— WRITTEN REQUEST —
Identify the lines that include the word "ylabel", then copy all of them.

+++

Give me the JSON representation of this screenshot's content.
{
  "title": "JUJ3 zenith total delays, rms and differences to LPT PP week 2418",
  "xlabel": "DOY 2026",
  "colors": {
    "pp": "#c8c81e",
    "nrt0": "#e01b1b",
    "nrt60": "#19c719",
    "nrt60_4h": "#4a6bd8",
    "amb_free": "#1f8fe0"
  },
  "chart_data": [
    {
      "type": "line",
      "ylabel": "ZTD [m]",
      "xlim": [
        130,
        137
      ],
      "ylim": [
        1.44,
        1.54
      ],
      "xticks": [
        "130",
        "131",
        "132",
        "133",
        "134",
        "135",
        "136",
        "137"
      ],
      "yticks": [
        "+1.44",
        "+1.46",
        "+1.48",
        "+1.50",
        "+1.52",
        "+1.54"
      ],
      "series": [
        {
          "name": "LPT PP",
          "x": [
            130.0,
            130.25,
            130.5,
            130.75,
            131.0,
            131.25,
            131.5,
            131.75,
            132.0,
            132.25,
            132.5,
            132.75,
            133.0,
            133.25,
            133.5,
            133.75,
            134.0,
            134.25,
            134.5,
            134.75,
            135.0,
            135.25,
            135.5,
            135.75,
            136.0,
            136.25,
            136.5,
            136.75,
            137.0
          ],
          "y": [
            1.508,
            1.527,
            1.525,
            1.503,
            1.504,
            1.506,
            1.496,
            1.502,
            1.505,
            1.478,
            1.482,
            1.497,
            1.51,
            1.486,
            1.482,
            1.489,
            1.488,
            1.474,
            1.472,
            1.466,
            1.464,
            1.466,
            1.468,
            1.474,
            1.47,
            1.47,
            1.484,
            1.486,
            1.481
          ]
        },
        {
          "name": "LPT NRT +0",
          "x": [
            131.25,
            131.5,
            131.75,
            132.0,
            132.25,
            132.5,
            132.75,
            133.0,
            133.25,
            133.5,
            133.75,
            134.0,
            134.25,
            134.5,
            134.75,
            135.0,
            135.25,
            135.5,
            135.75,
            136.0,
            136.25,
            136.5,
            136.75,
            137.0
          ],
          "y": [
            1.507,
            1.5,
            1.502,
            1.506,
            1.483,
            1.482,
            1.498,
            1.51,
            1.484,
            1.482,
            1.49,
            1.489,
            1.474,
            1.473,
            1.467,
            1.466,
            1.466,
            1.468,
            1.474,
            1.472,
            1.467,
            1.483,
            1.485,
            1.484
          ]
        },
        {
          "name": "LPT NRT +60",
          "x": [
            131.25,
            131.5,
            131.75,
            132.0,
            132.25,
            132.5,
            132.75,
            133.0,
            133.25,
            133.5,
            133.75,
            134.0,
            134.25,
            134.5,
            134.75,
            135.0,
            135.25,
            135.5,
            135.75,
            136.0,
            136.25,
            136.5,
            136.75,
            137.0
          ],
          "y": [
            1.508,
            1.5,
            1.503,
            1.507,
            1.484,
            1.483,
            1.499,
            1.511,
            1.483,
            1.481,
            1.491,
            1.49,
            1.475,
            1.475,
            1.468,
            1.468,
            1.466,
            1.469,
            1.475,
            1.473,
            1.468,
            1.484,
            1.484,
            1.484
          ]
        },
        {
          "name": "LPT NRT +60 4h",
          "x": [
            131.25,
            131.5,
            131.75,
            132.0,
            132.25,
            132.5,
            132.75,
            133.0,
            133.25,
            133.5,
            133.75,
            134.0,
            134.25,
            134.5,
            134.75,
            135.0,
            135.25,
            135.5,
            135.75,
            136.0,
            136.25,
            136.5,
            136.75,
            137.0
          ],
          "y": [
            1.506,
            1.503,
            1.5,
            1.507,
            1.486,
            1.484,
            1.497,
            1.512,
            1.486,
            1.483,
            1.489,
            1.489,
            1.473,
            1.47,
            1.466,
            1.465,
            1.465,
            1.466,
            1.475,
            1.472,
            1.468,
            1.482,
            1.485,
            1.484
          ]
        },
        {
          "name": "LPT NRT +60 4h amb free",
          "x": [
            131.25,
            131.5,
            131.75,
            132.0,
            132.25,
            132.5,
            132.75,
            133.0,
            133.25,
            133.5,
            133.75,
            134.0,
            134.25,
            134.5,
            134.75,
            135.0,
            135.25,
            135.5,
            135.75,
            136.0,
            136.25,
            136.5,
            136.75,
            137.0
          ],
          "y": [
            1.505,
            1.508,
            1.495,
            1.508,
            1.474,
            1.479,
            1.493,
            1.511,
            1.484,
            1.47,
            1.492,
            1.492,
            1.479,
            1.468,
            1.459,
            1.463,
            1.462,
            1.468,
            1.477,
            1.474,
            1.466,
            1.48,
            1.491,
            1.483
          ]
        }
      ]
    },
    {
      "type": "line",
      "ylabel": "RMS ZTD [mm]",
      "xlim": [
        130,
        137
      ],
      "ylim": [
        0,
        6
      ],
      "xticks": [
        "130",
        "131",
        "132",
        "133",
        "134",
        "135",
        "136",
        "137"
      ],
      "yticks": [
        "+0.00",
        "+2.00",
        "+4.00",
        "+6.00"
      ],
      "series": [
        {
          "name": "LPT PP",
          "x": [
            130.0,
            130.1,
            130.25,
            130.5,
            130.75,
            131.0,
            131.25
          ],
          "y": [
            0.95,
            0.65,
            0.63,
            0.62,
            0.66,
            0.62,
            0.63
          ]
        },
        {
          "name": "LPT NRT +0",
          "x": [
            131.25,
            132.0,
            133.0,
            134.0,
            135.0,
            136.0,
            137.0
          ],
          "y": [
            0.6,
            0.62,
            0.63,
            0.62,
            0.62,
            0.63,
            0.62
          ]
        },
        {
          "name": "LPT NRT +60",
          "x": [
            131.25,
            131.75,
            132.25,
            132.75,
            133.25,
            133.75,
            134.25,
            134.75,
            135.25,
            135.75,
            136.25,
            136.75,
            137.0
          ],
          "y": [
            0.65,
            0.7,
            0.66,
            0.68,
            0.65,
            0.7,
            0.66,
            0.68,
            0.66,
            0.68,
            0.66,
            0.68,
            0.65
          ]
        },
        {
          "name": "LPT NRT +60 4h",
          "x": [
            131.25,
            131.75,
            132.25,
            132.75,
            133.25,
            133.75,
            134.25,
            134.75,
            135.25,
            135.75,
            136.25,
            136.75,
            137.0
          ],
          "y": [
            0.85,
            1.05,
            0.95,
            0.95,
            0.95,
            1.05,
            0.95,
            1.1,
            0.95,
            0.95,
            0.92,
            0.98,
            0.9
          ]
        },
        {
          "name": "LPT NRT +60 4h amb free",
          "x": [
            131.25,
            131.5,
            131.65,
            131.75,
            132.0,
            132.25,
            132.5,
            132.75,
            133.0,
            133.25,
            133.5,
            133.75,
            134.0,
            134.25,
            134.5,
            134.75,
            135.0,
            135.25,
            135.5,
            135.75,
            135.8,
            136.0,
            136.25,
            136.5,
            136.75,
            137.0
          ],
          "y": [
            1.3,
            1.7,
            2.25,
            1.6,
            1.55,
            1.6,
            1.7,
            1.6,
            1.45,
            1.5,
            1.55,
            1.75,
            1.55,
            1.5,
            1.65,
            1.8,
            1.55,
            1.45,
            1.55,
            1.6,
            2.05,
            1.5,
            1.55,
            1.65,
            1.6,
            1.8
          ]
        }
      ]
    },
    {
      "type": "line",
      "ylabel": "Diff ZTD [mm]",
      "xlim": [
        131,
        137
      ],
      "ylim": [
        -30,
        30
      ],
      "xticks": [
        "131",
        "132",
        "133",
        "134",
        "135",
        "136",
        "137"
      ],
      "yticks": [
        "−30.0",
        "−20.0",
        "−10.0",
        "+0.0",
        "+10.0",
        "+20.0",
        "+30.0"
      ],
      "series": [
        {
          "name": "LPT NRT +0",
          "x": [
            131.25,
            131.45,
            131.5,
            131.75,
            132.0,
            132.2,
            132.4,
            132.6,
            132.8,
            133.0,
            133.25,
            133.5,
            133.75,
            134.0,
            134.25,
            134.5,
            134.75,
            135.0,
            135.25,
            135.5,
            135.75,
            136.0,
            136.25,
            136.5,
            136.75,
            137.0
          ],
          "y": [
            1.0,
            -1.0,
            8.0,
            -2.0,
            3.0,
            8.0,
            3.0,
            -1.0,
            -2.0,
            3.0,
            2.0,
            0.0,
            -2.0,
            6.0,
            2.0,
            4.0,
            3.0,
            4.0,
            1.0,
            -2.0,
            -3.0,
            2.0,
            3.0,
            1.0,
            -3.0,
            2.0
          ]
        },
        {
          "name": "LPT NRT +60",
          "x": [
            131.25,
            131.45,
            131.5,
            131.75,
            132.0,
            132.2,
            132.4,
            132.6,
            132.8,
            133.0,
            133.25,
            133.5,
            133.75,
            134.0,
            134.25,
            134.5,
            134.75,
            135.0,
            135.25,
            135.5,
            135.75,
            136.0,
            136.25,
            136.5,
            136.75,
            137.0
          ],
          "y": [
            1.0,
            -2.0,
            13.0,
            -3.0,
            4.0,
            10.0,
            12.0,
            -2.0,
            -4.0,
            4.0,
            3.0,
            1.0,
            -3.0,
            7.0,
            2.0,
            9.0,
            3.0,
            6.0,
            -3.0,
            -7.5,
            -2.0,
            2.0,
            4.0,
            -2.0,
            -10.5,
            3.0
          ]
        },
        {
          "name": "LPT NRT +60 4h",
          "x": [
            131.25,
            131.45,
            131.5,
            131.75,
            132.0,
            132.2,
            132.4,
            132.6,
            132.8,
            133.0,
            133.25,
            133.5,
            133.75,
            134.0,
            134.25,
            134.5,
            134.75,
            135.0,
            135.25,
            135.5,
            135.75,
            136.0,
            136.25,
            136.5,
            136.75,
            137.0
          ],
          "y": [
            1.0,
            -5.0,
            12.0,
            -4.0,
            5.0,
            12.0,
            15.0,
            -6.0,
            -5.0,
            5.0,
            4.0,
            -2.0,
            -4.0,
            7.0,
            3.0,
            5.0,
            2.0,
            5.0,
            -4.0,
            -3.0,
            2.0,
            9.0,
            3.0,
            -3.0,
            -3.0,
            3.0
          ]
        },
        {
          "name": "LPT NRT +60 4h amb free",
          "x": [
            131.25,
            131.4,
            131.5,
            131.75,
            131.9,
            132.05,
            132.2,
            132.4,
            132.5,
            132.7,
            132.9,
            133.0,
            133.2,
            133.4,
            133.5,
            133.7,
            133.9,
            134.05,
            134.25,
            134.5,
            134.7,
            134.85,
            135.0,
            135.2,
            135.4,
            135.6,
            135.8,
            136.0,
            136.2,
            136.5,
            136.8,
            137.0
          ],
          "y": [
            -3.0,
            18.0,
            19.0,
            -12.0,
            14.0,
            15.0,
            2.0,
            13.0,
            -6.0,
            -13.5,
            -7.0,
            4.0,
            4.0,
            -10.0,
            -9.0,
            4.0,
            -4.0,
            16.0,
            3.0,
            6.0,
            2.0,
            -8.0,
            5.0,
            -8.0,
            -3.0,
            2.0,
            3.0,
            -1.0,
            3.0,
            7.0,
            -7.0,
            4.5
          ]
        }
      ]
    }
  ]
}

+++

— CORRECT ANSWER —
      "ylabel": "ZTD [m]",
      "ylabel": "RMS ZTD [mm]",
      "ylabel": "Diff ZTD [mm]",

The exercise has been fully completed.